Aim of the task:
Output every line of the material exactly, omitting images.
======== Input records ========
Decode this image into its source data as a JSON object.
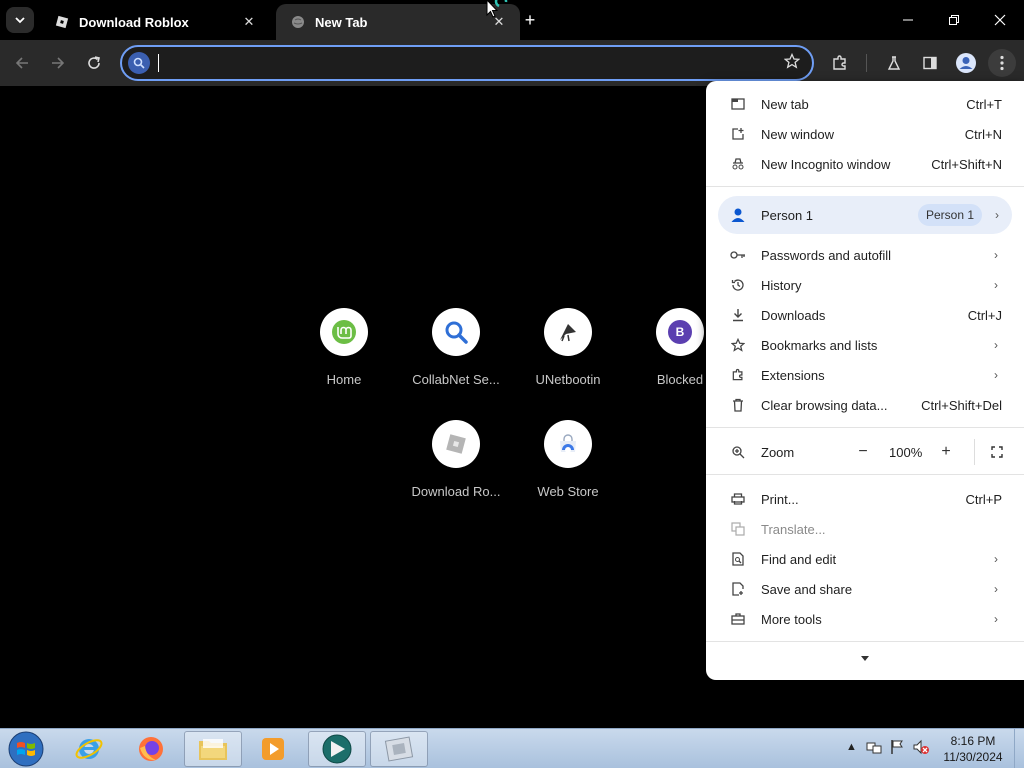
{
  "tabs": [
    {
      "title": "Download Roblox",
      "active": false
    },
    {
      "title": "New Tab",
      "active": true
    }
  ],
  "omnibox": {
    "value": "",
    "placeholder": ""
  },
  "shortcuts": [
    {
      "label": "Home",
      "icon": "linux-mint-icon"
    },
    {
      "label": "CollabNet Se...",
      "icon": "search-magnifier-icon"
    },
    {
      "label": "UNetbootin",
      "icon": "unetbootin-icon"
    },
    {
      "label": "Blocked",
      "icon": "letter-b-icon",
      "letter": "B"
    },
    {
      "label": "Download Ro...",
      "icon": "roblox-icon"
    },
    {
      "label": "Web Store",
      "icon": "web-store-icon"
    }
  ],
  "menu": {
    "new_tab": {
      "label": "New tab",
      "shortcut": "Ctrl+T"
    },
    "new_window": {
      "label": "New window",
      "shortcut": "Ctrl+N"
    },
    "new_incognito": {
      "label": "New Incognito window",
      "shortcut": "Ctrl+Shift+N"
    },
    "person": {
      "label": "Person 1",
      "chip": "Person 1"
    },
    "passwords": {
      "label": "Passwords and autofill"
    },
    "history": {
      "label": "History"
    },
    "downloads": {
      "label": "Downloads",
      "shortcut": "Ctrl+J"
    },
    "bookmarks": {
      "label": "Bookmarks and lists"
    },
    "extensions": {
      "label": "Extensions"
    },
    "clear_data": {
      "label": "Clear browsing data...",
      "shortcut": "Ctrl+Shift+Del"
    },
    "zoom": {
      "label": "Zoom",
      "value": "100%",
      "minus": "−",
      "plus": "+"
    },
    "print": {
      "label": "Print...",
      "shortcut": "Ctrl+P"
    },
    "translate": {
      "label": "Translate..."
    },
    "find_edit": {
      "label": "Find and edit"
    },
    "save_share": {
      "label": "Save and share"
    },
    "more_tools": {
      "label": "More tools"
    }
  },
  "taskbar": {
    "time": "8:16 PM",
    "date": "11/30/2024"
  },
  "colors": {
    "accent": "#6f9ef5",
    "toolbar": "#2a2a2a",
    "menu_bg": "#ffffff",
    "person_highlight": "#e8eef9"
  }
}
========
Output for this exercise:
Decode this image into its source data as a JSON object.
{
  "tabs": [
    {
      "title": "Download Roblox",
      "active": false
    },
    {
      "title": "New Tab",
      "active": true
    }
  ],
  "omnibox": {
    "value": "",
    "placeholder": ""
  },
  "shortcuts": [
    {
      "label": "Home",
      "icon": "linux-mint-icon"
    },
    {
      "label": "CollabNet Se...",
      "icon": "search-magnifier-icon"
    },
    {
      "label": "UNetbootin",
      "icon": "unetbootin-icon"
    },
    {
      "label": "Blocked",
      "icon": "letter-b-icon",
      "letter": "B"
    },
    {
      "label": "Download Ro...",
      "icon": "roblox-icon"
    },
    {
      "label": "Web Store",
      "icon": "web-store-icon"
    }
  ],
  "menu": {
    "new_tab": {
      "label": "New tab",
      "shortcut": "Ctrl+T"
    },
    "new_window": {
      "label": "New window",
      "shortcut": "Ctrl+N"
    },
    "new_incognito": {
      "label": "New Incognito window",
      "shortcut": "Ctrl+Shift+N"
    },
    "person": {
      "label": "Person 1",
      "chip": "Person 1"
    },
    "passwords": {
      "label": "Passwords and autofill"
    },
    "history": {
      "label": "History"
    },
    "downloads": {
      "label": "Downloads",
      "shortcut": "Ctrl+J"
    },
    "bookmarks": {
      "label": "Bookmarks and lists"
    },
    "extensions": {
      "label": "Extensions"
    },
    "clear_data": {
      "label": "Clear browsing data...",
      "shortcut": "Ctrl+Shift+Del"
    },
    "zoom": {
      "label": "Zoom",
      "value": "100%",
      "minus": "−",
      "plus": "+"
    },
    "print": {
      "label": "Print...",
      "shortcut": "Ctrl+P"
    },
    "translate": {
      "label": "Translate..."
    },
    "find_edit": {
      "label": "Find and edit"
    },
    "save_share": {
      "label": "Save and share"
    },
    "more_tools": {
      "label": "More tools"
    }
  },
  "taskbar": {
    "time": "8:16 PM",
    "date": "11/30/2024"
  },
  "colors": {
    "accent": "#6f9ef5",
    "toolbar": "#2a2a2a",
    "menu_bg": "#ffffff",
    "person_highlight": "#e8eef9"
  }
}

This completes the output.